■ To do ■
Write out every record below exactly as it appears.

Start of Records shown

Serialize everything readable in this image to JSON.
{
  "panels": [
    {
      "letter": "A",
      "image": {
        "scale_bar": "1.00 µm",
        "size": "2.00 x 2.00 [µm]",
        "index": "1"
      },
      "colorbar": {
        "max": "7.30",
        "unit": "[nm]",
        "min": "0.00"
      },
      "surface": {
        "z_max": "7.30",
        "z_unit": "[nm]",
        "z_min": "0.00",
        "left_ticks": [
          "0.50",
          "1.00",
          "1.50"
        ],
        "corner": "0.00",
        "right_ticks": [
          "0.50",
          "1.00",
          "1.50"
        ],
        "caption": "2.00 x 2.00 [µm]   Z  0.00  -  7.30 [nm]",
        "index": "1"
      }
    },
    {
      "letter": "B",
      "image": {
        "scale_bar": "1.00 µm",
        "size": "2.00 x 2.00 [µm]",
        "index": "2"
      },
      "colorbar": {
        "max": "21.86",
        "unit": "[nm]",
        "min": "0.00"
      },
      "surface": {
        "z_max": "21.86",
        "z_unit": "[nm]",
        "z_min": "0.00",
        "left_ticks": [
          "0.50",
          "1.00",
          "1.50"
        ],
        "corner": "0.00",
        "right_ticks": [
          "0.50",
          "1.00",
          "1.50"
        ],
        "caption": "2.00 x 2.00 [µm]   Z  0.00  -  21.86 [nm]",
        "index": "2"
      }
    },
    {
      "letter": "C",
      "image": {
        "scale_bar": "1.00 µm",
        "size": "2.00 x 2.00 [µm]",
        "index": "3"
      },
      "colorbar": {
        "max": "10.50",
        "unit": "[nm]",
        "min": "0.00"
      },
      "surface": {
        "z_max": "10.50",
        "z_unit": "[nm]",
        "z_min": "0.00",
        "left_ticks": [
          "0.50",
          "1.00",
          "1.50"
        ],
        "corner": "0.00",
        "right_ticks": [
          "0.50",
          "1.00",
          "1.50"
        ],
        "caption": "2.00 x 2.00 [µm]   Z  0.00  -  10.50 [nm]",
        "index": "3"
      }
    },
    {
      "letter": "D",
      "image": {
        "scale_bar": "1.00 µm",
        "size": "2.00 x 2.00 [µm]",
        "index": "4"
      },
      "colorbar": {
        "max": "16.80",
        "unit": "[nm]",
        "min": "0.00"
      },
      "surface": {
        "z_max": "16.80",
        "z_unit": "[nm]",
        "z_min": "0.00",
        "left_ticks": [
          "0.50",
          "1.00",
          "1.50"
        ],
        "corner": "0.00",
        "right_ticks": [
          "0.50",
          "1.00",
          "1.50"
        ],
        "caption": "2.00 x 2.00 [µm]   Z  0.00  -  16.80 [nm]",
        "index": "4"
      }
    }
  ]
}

End of Records shown

■ Full output ■
Serialize everything readable in this image to JSON.
{
  "panels": [
    {
      "letter": "A",
      "image": {
        "scale_bar": "1.00 µm",
        "size": "2.00 x 2.00 [µm]",
        "index": "1"
      },
      "colorbar": {
        "max": "7.30",
        "unit": "[nm]",
        "min": "0.00"
      },
      "surface": {
        "z_max": "7.30",
        "z_unit": "[nm]",
        "z_min": "0.00",
        "left_ticks": [
          "0.50",
          "1.00",
          "1.50"
        ],
        "corner": "0.00",
        "right_ticks": [
          "0.50",
          "1.00",
          "1.50"
        ],
        "caption": "2.00 x 2.00 [µm]   Z  0.00  -  7.30 [nm]",
        "index": "1"
      }
    },
    {
      "letter": "B",
      "image": {
        "scale_bar": "1.00 µm",
        "size": "2.00 x 2.00 [µm]",
        "index": "2"
      },
      "colorbar": {
        "max": "21.86",
        "unit": "[nm]",
        "min": "0.00"
      },
      "surface": {
        "z_max": "21.86",
        "z_unit": "[nm]",
        "z_min": "0.00",
        "left_ticks": [
          "0.50",
          "1.00",
          "1.50"
        ],
        "corner": "0.00",
        "right_ticks": [
          "0.50",
          "1.00",
          "1.50"
        ],
        "caption": "2.00 x 2.00 [µm]   Z  0.00  -  21.86 [nm]",
        "index": "2"
      }
    },
    {
      "letter": "C",
      "image": {
        "scale_bar": "1.00 µm",
        "size": "2.00 x 2.00 [µm]",
        "index": "3"
      },
      "colorbar": {
        "max": "10.50",
        "unit": "[nm]",
        "min": "0.00"
      },
      "surface": {
        "z_max": "10.50",
        "z_unit": "[nm]",
        "z_min": "0.00",
        "left_ticks": [
          "0.50",
          "1.00",
          "1.50"
        ],
        "corner": "0.00",
        "right_ticks": [
          "0.50",
          "1.00",
          "1.50"
        ],
        "caption": "2.00 x 2.00 [µm]   Z  0.00  -  10.50 [nm]",
        "index": "3"
      }
    },
    {
      "letter": "D",
      "image": {
        "scale_bar": "1.00 µm",
        "size": "2.00 x 2.00 [µm]",
        "index": "4"
      },
      "colorbar": {
        "max": "16.80",
        "unit": "[nm]",
        "min": "0.00"
      },
      "surface": {
        "z_max": "16.80",
        "z_unit": "[nm]",
        "z_min": "0.00",
        "left_ticks": [
          "0.50",
          "1.00",
          "1.50"
        ],
        "corner": "0.00",
        "right_ticks": [
          "0.50",
          "1.00",
          "1.50"
        ],
        "caption": "2.00 x 2.00 [µm]   Z  0.00  -  16.80 [nm]",
        "index": "4"
      }
    }
  ]
}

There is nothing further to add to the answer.